- [THE EXERCISE]
Your job is to retype all of the data word for word, leaving every image out.

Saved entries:
━━━

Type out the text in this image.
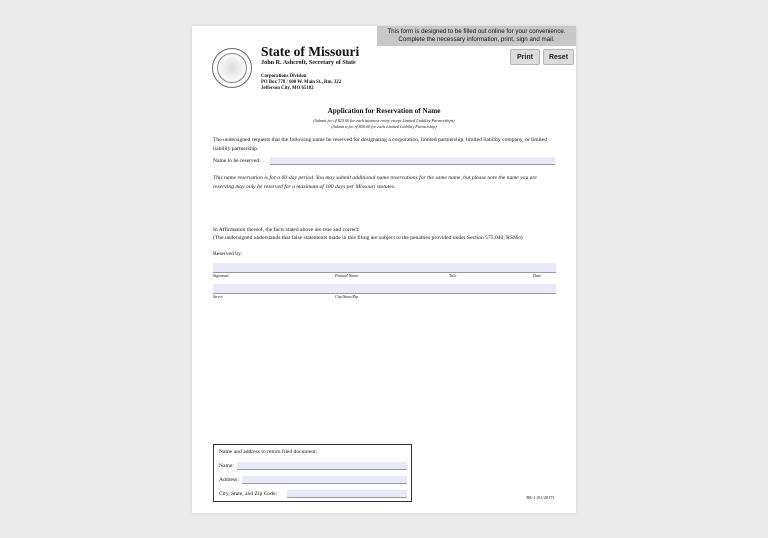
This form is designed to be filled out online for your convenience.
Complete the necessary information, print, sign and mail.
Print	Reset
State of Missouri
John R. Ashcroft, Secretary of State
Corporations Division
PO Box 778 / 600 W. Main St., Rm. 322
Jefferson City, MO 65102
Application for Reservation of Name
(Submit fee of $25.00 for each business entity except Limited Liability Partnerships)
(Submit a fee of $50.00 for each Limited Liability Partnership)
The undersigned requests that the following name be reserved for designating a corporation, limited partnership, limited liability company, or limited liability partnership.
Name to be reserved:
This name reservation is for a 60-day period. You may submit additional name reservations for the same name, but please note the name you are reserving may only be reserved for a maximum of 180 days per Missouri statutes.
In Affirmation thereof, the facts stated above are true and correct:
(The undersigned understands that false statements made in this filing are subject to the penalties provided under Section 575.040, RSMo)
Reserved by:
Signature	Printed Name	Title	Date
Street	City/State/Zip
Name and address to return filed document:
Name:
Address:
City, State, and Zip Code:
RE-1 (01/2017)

━━━

- [TASK RESULT]
Type out the text in this image.
This form is designed to be filled out online for your convenience.
Complete the necessary information, print, sign and mail.
Print	Reset
State of Missouri
John R. Ashcroft, Secretary of State
Corporations Division
PO Box 778 / 600 W. Main St., Rm. 322
Jefferson City, MO 65102
Application for Reservation of Name
(Submit fee of $25.00 for each business entity except Limited Liability Partnerships)
(Submit a fee of $50.00 for each Limited Liability Partnership)
The undersigned requests that the following name be reserved for designating a corporation, limited partnership, limited liability company, or limited liability partnership.
Name to be reserved:
This name reservation is for a 60-day period. You may submit additional name reservations for the same name, but please note the name you are reserving may only be reserved for a maximum of 180 days per Missouri statutes.
In Affirmation thereof, the facts stated above are true and correct:
(The undersigned understands that false statements made in this filing are subject to the penalties provided under Section 575.040, RSMo)
Reserved by:
Signature	Printed Name	Title	Date
Street	City/State/Zip
Name and address to return filed document:
Name:
Address:
City, State, and Zip Code:
RE-1 (01/2017)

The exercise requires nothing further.